Exercise data start
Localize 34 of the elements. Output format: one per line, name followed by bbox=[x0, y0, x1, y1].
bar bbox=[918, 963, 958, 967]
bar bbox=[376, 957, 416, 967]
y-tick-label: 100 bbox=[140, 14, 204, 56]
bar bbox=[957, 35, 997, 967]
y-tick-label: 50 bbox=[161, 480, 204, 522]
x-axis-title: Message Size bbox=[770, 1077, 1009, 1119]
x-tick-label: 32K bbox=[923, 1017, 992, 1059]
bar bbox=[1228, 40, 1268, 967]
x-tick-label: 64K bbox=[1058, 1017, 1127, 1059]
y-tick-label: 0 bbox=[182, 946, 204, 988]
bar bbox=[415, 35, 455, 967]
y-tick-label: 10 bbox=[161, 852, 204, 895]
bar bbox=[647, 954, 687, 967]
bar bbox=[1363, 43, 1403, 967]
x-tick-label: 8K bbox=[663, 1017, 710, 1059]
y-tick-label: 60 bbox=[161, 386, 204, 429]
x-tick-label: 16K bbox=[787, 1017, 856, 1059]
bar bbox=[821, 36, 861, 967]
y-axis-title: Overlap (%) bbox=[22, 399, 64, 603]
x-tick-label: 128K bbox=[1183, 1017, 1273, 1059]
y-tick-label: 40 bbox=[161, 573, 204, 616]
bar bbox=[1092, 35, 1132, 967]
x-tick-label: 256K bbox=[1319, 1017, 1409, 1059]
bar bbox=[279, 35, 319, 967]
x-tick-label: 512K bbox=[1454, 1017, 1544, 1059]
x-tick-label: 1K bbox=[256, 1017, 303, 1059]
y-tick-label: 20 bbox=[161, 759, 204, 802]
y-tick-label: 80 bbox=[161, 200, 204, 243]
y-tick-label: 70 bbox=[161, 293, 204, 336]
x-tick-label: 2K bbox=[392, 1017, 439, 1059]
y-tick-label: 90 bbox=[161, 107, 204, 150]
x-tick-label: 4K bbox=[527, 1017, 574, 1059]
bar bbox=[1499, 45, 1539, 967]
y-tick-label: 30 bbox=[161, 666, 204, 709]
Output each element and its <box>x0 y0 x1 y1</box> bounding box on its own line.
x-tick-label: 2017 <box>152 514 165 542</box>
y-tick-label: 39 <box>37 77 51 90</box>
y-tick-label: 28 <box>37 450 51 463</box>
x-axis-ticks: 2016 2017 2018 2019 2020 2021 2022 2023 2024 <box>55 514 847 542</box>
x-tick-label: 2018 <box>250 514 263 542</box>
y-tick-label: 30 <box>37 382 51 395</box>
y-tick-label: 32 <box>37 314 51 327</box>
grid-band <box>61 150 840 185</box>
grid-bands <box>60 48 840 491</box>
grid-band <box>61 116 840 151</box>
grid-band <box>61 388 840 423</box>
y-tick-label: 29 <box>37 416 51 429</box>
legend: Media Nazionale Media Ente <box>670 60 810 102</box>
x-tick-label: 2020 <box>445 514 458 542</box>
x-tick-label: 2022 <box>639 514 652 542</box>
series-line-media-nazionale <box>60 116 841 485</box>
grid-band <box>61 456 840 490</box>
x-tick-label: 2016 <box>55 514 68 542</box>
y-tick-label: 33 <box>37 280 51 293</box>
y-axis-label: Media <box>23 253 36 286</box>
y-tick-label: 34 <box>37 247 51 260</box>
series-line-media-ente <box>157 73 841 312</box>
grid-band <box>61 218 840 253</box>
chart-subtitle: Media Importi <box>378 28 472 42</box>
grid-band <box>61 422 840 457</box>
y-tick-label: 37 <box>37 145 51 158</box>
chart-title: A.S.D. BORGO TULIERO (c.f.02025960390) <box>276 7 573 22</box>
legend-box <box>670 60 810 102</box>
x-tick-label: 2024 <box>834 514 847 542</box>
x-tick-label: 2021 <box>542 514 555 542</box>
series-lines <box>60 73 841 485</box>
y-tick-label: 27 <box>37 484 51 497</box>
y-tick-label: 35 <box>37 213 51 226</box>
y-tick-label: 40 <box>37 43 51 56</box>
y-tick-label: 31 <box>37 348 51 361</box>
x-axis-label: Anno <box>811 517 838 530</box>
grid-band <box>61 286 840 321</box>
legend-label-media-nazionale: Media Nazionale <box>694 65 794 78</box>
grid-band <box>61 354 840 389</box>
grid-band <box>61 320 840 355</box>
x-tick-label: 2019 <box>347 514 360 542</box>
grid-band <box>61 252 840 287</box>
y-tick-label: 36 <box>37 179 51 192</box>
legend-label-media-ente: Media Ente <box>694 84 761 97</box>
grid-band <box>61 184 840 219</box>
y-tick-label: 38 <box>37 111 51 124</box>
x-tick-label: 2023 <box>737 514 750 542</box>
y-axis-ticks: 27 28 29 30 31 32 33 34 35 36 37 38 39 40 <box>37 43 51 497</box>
Exercise data end
# Task to carry out
Quote the records word for word, from the beginning down to and including the line that contains "series-line-media-nazionale <box>60 116".

# Result
Localize 34 of the elements. Output format: one per line, name followed by bbox=[x0, y0, x1, y1].
bar bbox=[918, 963, 958, 967]
bar bbox=[376, 957, 416, 967]
y-tick-label: 100 bbox=[140, 14, 204, 56]
bar bbox=[957, 35, 997, 967]
y-tick-label: 50 bbox=[161, 480, 204, 522]
x-axis-title: Message Size bbox=[770, 1077, 1009, 1119]
x-tick-label: 32K bbox=[923, 1017, 992, 1059]
bar bbox=[1228, 40, 1268, 967]
x-tick-label: 64K bbox=[1058, 1017, 1127, 1059]
y-tick-label: 0 bbox=[182, 946, 204, 988]
bar bbox=[415, 35, 455, 967]
y-tick-label: 10 bbox=[161, 852, 204, 895]
bar bbox=[647, 954, 687, 967]
bar bbox=[1363, 43, 1403, 967]
x-tick-label: 8K bbox=[663, 1017, 710, 1059]
y-tick-label: 60 bbox=[161, 386, 204, 429]
x-tick-label: 16K bbox=[787, 1017, 856, 1059]
bar bbox=[821, 36, 861, 967]
y-axis-title: Overlap (%) bbox=[22, 399, 64, 603]
x-tick-label: 128K bbox=[1183, 1017, 1273, 1059]
y-tick-label: 40 bbox=[161, 573, 204, 616]
bar bbox=[1092, 35, 1132, 967]
x-tick-label: 256K bbox=[1319, 1017, 1409, 1059]
bar bbox=[279, 35, 319, 967]
x-tick-label: 512K bbox=[1454, 1017, 1544, 1059]
x-tick-label: 1K bbox=[256, 1017, 303, 1059]
y-tick-label: 20 bbox=[161, 759, 204, 802]
y-tick-label: 80 bbox=[161, 200, 204, 243]
y-tick-label: 70 bbox=[161, 293, 204, 336]
x-tick-label: 2K bbox=[392, 1017, 439, 1059]
y-tick-label: 90 bbox=[161, 107, 204, 150]
x-tick-label: 4K bbox=[527, 1017, 574, 1059]
bar bbox=[1499, 45, 1539, 967]
y-tick-label: 30 bbox=[161, 666, 204, 709]
Output each element and its <box>x0 y0 x1 y1</box> bounding box on its own line.
x-tick-label: 2017 <box>152 514 165 542</box>
y-tick-label: 39 <box>37 77 51 90</box>
y-tick-label: 28 <box>37 450 51 463</box>
x-axis-ticks: 2016 2017 2018 2019 2020 2021 2022 2023 2024 <box>55 514 847 542</box>
x-tick-label: 2018 <box>250 514 263 542</box>
y-tick-label: 30 <box>37 382 51 395</box>
y-tick-label: 32 <box>37 314 51 327</box>
grid-band <box>61 150 840 185</box>
grid-bands <box>60 48 840 491</box>
grid-band <box>61 116 840 151</box>
grid-band <box>61 388 840 423</box>
y-tick-label: 29 <box>37 416 51 429</box>
legend: Media Nazionale Media Ente <box>670 60 810 102</box>
x-tick-label: 2020 <box>445 514 458 542</box>
x-tick-label: 2022 <box>639 514 652 542</box>
series-line-media-nazionale <box>60 116 841 485</box>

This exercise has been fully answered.